- _Activity 1_:
Rewrite the St. Hacktrick’s Day post starting with "Most of the" and going on through "located in the UK!", swapping "Saturday" for "Sunday".
- _Activity 2_:
Extend the St. Hacktrick’s Day post, picking up right after its last sentence.

------ Excerpted text

Editor’s Note: Guest author Andrew Stillman is a teacher who works at New Visions for Public Schools, a non-profit that provides direct support services to 76 New York City high schools. — Arun Nagarajan

On March 16th, as a green tide tide of college students flowed into Manhattan for a day of rousing revelry, more than 50 young coders from New York-area computer science programs and 30 teachers were drawn instead to Kean University in New Jersey by the gravity of St. Hacktrick’s Day, our first Apps Script for EDU Codeathon. Inspired by the viral popularity of the Flubaroo, Doctopus, and autoCrat scripts for teachers, St. Hacktrick’s Day aimed to pair coders with educators to produce more free, smart tools for education.


Teacher Daniel Scibienski works as an elementary ESL teacher in NJ. He helped organize and emcee the event, and was on the winning team that built a picture-prompt generator for Google Docs.

Most of the student scripters were on their first day of spring break, making our huge turnout for this event all the more remarkable. Product designers — all working educators who took time out on a Saturday — traveled from as far north as Ulster County, NY and as far south as Virginia, while we had others who joined teams via G+ Hangouts from Singapore, Montreal, Vancouver, and London.


This team built a class-roster Google Site replicator using Apps Script, cookies, and Coke. Their EDU design partner was located in the UK!

Unlike a typical hackathon, teams weren’t simply building their own ideas — instead, to ensure their scripts would be truly useful in the classroom, we solicited project proposals through a Google Moderator board. By the day of the event, we had 48 ideas with 187 votes from educators around the world.

------------
------ Record extracts

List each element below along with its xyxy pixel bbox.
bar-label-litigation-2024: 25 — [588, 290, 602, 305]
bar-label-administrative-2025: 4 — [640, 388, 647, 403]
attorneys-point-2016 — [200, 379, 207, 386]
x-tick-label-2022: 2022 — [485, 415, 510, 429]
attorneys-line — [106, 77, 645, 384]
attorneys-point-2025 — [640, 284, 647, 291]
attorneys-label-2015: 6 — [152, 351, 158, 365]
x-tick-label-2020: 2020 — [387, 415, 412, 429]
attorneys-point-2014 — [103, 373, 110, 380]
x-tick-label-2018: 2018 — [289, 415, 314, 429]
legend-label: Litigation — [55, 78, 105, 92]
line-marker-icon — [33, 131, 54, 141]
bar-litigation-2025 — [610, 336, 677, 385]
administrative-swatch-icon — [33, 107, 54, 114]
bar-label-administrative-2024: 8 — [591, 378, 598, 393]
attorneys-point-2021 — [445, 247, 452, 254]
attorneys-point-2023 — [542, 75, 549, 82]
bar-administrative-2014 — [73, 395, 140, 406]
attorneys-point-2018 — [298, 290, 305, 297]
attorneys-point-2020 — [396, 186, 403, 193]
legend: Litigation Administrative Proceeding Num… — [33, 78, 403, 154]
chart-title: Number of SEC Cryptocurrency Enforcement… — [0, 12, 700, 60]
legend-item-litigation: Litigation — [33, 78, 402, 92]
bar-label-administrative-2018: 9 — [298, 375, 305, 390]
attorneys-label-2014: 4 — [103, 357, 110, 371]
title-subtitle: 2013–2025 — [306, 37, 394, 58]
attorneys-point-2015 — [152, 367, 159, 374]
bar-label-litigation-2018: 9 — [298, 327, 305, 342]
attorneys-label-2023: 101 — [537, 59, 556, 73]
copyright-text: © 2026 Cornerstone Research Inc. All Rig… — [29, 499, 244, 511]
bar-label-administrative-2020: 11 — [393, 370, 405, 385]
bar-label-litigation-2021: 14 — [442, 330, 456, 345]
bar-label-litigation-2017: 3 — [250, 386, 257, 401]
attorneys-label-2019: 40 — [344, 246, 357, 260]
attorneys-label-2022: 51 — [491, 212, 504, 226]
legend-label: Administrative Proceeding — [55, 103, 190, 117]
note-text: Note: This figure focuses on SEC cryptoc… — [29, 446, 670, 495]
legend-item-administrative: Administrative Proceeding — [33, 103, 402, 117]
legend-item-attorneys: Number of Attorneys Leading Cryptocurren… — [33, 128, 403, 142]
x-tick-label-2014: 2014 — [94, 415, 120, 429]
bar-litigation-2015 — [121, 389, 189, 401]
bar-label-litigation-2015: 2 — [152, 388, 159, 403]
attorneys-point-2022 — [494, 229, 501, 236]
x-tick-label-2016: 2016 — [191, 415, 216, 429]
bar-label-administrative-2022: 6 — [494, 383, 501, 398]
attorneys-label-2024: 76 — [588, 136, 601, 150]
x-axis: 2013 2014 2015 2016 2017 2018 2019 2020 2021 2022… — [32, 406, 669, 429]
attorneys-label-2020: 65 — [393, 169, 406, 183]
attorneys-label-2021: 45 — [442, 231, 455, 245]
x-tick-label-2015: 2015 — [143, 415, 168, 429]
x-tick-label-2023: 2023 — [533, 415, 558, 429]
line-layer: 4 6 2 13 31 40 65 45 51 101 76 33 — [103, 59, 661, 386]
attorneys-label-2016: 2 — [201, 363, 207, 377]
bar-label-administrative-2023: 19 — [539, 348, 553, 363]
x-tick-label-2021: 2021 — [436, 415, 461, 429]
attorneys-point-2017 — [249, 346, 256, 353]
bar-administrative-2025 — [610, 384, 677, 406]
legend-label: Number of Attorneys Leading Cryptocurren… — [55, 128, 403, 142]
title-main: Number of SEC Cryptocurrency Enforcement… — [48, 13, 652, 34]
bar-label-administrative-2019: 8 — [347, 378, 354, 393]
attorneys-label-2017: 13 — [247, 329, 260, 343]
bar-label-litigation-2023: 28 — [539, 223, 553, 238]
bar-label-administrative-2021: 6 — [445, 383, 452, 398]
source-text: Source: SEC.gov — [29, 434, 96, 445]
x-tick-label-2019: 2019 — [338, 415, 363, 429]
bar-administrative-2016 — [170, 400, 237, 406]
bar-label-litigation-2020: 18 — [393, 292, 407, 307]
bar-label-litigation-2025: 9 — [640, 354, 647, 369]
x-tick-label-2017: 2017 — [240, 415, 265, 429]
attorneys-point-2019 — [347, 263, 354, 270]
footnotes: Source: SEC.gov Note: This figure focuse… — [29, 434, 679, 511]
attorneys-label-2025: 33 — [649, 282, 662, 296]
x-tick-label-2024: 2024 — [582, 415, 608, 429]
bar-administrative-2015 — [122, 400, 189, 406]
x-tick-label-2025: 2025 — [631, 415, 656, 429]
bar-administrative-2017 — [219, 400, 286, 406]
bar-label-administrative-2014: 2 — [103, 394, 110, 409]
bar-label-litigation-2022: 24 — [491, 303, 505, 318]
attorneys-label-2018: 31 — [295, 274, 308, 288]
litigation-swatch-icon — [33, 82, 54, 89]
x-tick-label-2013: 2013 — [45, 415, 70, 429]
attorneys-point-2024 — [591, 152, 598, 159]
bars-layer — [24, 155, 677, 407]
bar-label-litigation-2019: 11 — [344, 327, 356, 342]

------------

- _Exercise output 1_:
Most of the student scripters were on their first day of spring break, making our huge turnout for this event all the more remarkable. Product designers — all working educators who took time out on a Sunday — traveled from as far north as Ulster County, NY and as far south as Virginia, while we had others who joined teams via G+ Hangouts from Singapore, Montreal, Vancouver, and London.


This team built a class-roster Google Site replicator using Apps Script, cookies, and Coke. Their EDU design partner was located in the UK!

- _Exercise output 2_:
In all, 17 teams built demo-ready prototypes in less than 6 hours of coding. The Apps Script team rounded up a few Nexus 7 tablets for the winners below and invited them to present their projects to the Google Docs engineering team:


Popular vote: Picture Prompt Generator
Summary: Inserts kid-friendly pictures from Google Image Search into student documents. Elementary students then write stories based on the visual prompts.
Design: Daniel Scibienski
Code: Ashish Nandwani and Krutika Shah


Judges' choice: Plagiarism Detector
Summary: Uses a similarity algorithm to rank Google Documents by originality.
Design and code: Alice Lin, Basim Baig, and Jackie Wei (Stony Brook University)


Judges' choice: Unpivot Google Form Data
Summary: Removes duplicates from Google Form data and transforms it for use in a pivot table.
Design: Ron Turchyniak
Code: Andrew Ireland, Sangwook Lee, and Steve Byung Park (Stony Brook University)


Teams have been asked to open-source their code and donate it to New Visions for Public Schools, the support organization I work for, and to consider improving their projects for use by educators everywhere. We’ll keep you posted as these resources become available.

Big thanks to our participants, to organizers Meredith Martin, Dave Zirkle, Daniel Scibienski, Emily Graves, Diana Potts, Lisa Thumann, Andrew Carle, and to Google’s Arun Nagarajan, Saurabh Gupta, and Zach Yeskel.


Andrew Stillman   profile

Andrew Stillman is a career STEM educator who works as Program Officer for Digital Instruction at New Visions for Public Schools, a non-profit that provides direct support services to 76 New York City high schools. Andrew founded YouPD.org and has written a number of popular Apps Scripts for schools designed to improve efficacy through better workflows, communications, and data management in Google Apps.